● **Task description**
The listing below is the input. Say how many of its lines contain "this", giving the number alone.
|---|
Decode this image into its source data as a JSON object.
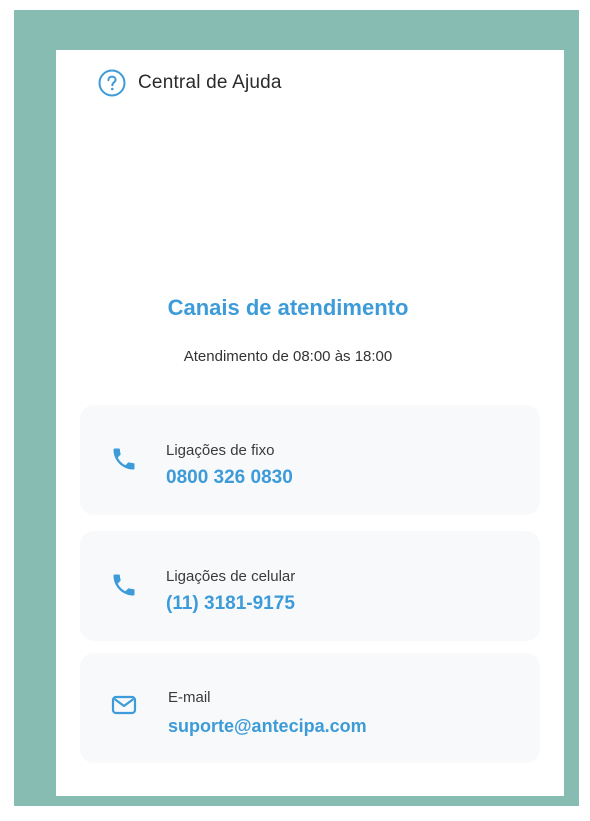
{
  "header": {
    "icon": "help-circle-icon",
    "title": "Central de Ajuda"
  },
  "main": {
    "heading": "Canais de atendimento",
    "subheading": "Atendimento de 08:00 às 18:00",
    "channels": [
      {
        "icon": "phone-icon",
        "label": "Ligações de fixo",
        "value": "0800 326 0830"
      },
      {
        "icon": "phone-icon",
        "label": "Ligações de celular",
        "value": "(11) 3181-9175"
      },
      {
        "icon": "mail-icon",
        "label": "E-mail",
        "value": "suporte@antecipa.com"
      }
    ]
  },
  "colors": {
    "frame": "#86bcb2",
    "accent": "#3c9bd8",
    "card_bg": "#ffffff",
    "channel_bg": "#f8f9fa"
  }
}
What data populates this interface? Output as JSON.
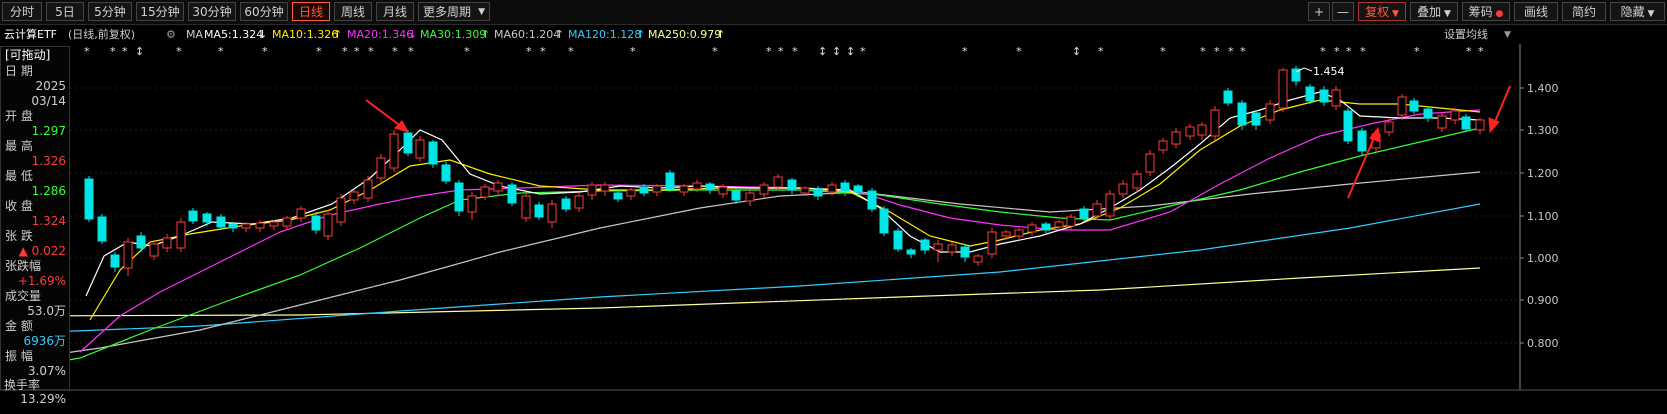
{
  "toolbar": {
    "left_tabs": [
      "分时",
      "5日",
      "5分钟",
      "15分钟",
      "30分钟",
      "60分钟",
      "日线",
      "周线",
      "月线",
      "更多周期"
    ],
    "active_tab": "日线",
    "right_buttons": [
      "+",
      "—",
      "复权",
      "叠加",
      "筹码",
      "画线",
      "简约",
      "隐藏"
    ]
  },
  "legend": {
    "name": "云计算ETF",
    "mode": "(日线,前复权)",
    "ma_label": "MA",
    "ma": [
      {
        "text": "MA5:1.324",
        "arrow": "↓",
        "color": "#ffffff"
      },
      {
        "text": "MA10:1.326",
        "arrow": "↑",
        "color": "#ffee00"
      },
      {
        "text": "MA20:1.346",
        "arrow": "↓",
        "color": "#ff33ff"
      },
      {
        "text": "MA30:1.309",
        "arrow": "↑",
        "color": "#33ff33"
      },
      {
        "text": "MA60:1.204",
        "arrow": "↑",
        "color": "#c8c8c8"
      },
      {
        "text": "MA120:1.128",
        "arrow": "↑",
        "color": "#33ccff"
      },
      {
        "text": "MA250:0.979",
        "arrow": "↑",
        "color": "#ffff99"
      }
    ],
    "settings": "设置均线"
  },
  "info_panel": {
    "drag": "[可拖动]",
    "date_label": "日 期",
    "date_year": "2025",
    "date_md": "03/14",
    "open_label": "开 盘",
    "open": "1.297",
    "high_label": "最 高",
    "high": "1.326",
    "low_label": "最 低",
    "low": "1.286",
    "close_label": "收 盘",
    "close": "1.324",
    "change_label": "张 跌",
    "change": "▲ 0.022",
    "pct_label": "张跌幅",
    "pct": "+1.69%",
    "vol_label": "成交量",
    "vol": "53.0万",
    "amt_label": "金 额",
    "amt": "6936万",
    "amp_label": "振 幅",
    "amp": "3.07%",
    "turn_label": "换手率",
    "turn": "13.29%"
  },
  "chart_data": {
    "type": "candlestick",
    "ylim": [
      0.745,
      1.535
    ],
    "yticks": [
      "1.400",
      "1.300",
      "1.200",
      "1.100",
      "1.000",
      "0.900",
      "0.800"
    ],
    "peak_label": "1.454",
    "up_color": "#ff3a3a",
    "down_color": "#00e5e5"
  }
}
|---|
● **Exercise answer**
2